= Source records =

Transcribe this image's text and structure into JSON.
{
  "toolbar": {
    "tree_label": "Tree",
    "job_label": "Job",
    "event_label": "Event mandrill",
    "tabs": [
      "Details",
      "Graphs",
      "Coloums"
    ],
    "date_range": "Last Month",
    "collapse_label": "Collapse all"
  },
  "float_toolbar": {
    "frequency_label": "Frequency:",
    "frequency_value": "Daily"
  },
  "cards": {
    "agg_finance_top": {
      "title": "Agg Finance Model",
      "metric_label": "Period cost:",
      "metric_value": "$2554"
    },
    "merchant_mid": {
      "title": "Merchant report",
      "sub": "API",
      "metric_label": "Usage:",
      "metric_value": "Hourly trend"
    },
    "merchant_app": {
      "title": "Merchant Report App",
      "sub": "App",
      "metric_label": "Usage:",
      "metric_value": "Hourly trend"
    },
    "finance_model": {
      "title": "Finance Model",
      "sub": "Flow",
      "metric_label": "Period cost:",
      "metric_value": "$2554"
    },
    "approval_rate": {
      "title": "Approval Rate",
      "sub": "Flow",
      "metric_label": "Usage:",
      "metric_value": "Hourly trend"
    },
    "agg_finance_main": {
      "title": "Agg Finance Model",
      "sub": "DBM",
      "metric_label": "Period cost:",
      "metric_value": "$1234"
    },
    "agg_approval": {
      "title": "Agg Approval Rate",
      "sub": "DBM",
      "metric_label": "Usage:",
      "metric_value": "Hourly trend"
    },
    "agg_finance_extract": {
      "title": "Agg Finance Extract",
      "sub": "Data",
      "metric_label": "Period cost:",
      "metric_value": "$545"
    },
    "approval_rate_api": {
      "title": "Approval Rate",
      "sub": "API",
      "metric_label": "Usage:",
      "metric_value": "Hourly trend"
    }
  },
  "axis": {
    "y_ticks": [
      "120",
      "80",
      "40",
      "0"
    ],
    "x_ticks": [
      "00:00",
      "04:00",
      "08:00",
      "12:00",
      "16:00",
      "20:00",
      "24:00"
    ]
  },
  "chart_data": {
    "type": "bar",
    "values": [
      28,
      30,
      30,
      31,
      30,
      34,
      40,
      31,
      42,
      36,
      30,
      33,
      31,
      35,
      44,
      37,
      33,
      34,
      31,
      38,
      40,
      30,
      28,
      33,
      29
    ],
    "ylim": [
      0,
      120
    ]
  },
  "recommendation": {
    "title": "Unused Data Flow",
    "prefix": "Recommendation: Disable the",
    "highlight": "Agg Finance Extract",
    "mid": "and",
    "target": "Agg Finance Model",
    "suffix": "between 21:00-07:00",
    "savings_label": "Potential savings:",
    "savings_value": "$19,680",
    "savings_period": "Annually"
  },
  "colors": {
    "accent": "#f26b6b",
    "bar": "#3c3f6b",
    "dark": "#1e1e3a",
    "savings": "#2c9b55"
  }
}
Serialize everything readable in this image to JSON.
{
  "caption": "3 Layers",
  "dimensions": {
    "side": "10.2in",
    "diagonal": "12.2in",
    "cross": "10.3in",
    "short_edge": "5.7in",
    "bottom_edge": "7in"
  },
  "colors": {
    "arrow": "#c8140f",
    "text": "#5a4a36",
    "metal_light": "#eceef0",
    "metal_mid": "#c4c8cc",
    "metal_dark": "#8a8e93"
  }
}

= What needs to be done =
All of the lines above must be returned exactly.

= Answer for the task =
Transcribe this image's text and structure into JSON.
{
  "toolbar": {
    "tree_label": "Tree",
    "job_label": "Job",
    "event_label": "Event mandrill",
    "tabs": [
      "Details",
      "Graphs",
      "Coloums"
    ],
    "date_range": "Last Month",
    "collapse_label": "Collapse all"
  },
  "float_toolbar": {
    "frequency_label": "Frequency:",
    "frequency_value": "Daily"
  },
  "cards": {
    "agg_finance_top": {
      "title": "Agg Finance Model",
      "metric_label": "Period cost:",
      "metric_value": "$2554"
    },
    "merchant_mid": {
      "title": "Merchant report",
      "sub": "API",
      "metric_label": "Usage:",
      "metric_value": "Hourly trend"
    },
    "merchant_app": {
      "title": "Merchant Report App",
      "sub": "App",
      "metric_label": "Usage:",
      "metric_value": "Hourly trend"
    },
    "finance_model": {
      "title": "Finance Model",
      "sub": "Flow",
      "metric_label": "Period cost:",
      "metric_value": "$2554"
    },
    "approval_rate": {
      "title": "Approval Rate",
      "sub": "Flow",
      "metric_label": "Usage:",
      "metric_value": "Hourly trend"
    },
    "agg_finance_main": {
      "title": "Agg Finance Model",
      "sub": "DBM",
      "metric_label": "Period cost:",
      "metric_value": "$1234"
    },
    "agg_approval": {
      "title": "Agg Approval Rate",
      "sub": "DBM",
      "metric_label": "Usage:",
      "metric_value": "Hourly trend"
    },
    "agg_finance_extract": {
      "title": "Agg Finance Extract",
      "sub": "Data",
      "metric_label": "Period cost:",
      "metric_value": "$545"
    },
    "approval_rate_api": {
      "title": "Approval Rate",
      "sub": "API",
      "metric_label": "Usage:",
      "metric_value": "Hourly trend"
    }
  },
  "axis": {
    "y_ticks": [
      "120",
      "80",
      "40",
      "0"
    ],
    "x_ticks": [
      "00:00",
      "04:00",
      "08:00",
      "12:00",
      "16:00",
      "20:00",
      "24:00"
    ]
  },
  "chart_data": {
    "type": "bar",
    "values": [
      28,
      30,
      30,
      31,
      30,
      34,
      40,
      31,
      42,
      36,
      30,
      33,
      31,
      35,
      44,
      37,
      33,
      34,
      31,
      38,
      40,
      30,
      28,
      33,
      29
    ],
    "ylim": [
      0,
      120
    ]
  },
  "recommendation": {
    "title": "Unused Data Flow",
    "prefix": "Recommendation: Disable the",
    "highlight": "Agg Finance Extract",
    "mid": "and",
    "target": "Agg Finance Model",
    "suffix": "between 21:00-07:00",
    "savings_label": "Potential savings:",
    "savings_value": "$19,680",
    "savings_period": "Annually"
  },
  "colors": {
    "accent": "#f26b6b",
    "bar": "#3c3f6b",
    "dark": "#1e1e3a",
    "savings": "#2c9b55"
  }
}
Serialize everything readable in this image to JSON.
{
  "caption": "3 Layers",
  "dimensions": {
    "side": "10.2in",
    "diagonal": "12.2in",
    "cross": "10.3in",
    "short_edge": "5.7in",
    "bottom_edge": "7in"
  },
  "colors": {
    "arrow": "#c8140f",
    "text": "#5a4a36",
    "metal_light": "#eceef0",
    "metal_mid": "#c4c8cc",
    "metal_dark": "#8a8e93"
  }
}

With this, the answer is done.